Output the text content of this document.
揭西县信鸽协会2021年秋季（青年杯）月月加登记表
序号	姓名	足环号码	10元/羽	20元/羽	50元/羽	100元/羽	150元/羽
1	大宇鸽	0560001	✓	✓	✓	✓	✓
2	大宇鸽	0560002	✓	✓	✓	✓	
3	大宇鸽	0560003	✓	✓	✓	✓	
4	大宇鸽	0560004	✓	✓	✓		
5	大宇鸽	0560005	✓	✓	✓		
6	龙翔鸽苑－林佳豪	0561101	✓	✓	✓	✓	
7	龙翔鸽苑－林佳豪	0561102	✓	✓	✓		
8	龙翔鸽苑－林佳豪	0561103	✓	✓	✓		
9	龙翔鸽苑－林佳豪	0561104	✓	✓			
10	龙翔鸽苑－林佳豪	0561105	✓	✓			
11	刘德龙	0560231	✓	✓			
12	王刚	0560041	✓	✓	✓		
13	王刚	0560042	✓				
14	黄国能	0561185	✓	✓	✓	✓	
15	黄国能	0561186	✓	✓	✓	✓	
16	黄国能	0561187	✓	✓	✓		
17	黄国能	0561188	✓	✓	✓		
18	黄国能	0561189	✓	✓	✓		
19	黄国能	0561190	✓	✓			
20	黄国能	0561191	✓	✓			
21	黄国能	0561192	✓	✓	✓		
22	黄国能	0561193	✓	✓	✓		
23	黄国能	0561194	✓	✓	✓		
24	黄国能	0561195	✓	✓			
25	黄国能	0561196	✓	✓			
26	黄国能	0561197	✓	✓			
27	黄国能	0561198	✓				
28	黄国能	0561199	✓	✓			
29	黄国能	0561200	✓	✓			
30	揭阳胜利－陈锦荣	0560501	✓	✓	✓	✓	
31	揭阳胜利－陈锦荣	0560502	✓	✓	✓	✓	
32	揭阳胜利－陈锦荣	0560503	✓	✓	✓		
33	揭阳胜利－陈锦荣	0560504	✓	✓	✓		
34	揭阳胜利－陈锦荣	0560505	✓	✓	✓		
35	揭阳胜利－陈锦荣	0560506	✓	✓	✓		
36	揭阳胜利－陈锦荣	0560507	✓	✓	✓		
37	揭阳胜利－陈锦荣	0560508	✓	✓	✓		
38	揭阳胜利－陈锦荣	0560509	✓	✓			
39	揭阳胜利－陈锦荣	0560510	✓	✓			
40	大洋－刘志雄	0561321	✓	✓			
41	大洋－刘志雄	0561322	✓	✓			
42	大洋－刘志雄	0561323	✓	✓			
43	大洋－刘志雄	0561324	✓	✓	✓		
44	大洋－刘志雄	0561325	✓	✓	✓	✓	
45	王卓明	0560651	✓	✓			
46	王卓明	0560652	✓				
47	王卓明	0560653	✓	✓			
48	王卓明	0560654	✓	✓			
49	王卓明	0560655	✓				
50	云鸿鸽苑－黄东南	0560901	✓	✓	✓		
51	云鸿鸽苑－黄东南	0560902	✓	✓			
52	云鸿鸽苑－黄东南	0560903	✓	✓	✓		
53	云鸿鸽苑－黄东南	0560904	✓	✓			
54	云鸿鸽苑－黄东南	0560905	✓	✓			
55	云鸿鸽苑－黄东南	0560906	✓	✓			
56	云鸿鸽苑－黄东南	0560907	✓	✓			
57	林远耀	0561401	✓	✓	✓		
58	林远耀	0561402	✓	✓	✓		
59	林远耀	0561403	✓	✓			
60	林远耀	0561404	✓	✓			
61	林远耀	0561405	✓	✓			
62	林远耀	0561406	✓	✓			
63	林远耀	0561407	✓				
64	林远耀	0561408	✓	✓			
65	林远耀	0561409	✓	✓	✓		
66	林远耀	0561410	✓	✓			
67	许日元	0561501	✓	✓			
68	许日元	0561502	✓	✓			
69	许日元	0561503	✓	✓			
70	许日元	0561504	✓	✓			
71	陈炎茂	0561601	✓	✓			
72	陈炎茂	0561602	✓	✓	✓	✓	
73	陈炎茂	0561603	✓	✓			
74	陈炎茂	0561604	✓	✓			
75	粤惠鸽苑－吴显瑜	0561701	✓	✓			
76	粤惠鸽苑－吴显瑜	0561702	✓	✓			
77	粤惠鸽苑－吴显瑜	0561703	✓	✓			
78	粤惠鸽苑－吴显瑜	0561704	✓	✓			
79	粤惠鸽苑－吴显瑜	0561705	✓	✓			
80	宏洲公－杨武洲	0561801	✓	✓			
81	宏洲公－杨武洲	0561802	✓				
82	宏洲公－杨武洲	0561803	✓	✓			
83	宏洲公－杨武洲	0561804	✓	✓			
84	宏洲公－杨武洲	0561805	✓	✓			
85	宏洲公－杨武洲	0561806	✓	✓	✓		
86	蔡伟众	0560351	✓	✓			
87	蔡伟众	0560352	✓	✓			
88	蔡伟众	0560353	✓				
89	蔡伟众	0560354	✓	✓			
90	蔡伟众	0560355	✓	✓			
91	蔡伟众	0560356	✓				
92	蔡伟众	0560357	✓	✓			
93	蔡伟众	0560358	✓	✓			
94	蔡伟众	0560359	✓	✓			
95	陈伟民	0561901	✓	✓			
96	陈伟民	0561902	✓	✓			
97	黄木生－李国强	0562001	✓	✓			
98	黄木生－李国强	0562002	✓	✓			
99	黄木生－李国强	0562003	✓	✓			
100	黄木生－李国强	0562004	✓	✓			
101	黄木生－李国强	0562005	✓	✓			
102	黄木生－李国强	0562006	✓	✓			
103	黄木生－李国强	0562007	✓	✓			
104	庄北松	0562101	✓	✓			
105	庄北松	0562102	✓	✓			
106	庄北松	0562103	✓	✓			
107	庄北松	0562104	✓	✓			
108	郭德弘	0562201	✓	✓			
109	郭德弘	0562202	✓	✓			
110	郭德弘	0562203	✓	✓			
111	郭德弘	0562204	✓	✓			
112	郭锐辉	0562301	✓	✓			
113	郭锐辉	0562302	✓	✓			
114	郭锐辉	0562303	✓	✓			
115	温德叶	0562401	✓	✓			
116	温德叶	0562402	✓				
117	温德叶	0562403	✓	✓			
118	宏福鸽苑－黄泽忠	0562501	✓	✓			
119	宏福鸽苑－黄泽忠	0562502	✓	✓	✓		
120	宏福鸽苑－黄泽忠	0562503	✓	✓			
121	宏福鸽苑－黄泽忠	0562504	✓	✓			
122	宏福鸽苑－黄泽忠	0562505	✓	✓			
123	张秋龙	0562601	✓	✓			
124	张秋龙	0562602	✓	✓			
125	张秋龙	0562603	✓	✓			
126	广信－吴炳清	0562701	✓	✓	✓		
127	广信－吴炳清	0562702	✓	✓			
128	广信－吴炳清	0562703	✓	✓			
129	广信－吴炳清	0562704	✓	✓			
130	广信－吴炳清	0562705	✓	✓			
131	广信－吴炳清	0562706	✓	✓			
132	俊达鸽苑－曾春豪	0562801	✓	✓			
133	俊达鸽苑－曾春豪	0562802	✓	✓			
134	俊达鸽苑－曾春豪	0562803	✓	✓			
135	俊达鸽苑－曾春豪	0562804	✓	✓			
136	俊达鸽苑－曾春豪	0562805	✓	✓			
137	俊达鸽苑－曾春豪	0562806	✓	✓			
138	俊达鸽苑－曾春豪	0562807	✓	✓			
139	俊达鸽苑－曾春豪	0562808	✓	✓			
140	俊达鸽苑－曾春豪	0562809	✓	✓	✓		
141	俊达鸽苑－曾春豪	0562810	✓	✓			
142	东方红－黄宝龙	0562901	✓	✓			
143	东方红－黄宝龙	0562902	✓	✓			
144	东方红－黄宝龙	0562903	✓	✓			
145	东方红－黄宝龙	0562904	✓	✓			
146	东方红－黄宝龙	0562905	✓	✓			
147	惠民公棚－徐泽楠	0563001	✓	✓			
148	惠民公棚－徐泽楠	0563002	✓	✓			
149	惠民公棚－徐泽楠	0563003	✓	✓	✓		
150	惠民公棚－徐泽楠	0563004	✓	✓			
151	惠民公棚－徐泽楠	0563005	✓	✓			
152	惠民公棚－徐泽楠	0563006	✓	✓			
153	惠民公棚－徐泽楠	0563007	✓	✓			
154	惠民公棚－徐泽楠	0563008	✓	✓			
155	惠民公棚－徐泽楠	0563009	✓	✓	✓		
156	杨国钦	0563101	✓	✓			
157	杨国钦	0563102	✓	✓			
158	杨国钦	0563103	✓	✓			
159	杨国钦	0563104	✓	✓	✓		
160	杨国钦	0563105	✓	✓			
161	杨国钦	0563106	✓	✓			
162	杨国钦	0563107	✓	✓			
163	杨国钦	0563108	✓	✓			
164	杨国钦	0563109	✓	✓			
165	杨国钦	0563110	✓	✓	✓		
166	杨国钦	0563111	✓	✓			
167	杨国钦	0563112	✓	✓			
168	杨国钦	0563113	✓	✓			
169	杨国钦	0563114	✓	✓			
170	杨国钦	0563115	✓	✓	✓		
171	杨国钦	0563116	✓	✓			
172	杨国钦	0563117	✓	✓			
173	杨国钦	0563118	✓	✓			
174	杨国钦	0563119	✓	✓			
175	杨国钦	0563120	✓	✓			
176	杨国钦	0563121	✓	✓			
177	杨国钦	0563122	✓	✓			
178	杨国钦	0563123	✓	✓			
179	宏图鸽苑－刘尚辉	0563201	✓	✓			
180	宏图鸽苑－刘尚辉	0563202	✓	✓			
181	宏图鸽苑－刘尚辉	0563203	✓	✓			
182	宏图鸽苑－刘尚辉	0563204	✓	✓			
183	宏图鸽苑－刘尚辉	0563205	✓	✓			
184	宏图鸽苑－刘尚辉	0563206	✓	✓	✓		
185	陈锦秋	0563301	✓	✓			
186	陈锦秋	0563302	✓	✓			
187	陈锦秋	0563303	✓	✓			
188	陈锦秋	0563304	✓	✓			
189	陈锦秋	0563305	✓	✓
★ ★ ★ ★
▸ Do this
Gather up, from the records above, each line where the word "云鸿鸽苑" appears.

▸ Exercise output
50	云鸿鸽苑－黄东南	0560901	✓	✓	✓		
51	云鸿鸽苑－黄东南	0560902	✓	✓			
52	云鸿鸽苑－黄东南	0560903	✓	✓	✓		
53	云鸿鸽苑－黄东南	0560904	✓	✓			
54	云鸿鸽苑－黄东南	0560905	✓	✓			
55	云鸿鸽苑－黄东南	0560906	✓	✓			
56	云鸿鸽苑－黄东南	0560907	✓	✓			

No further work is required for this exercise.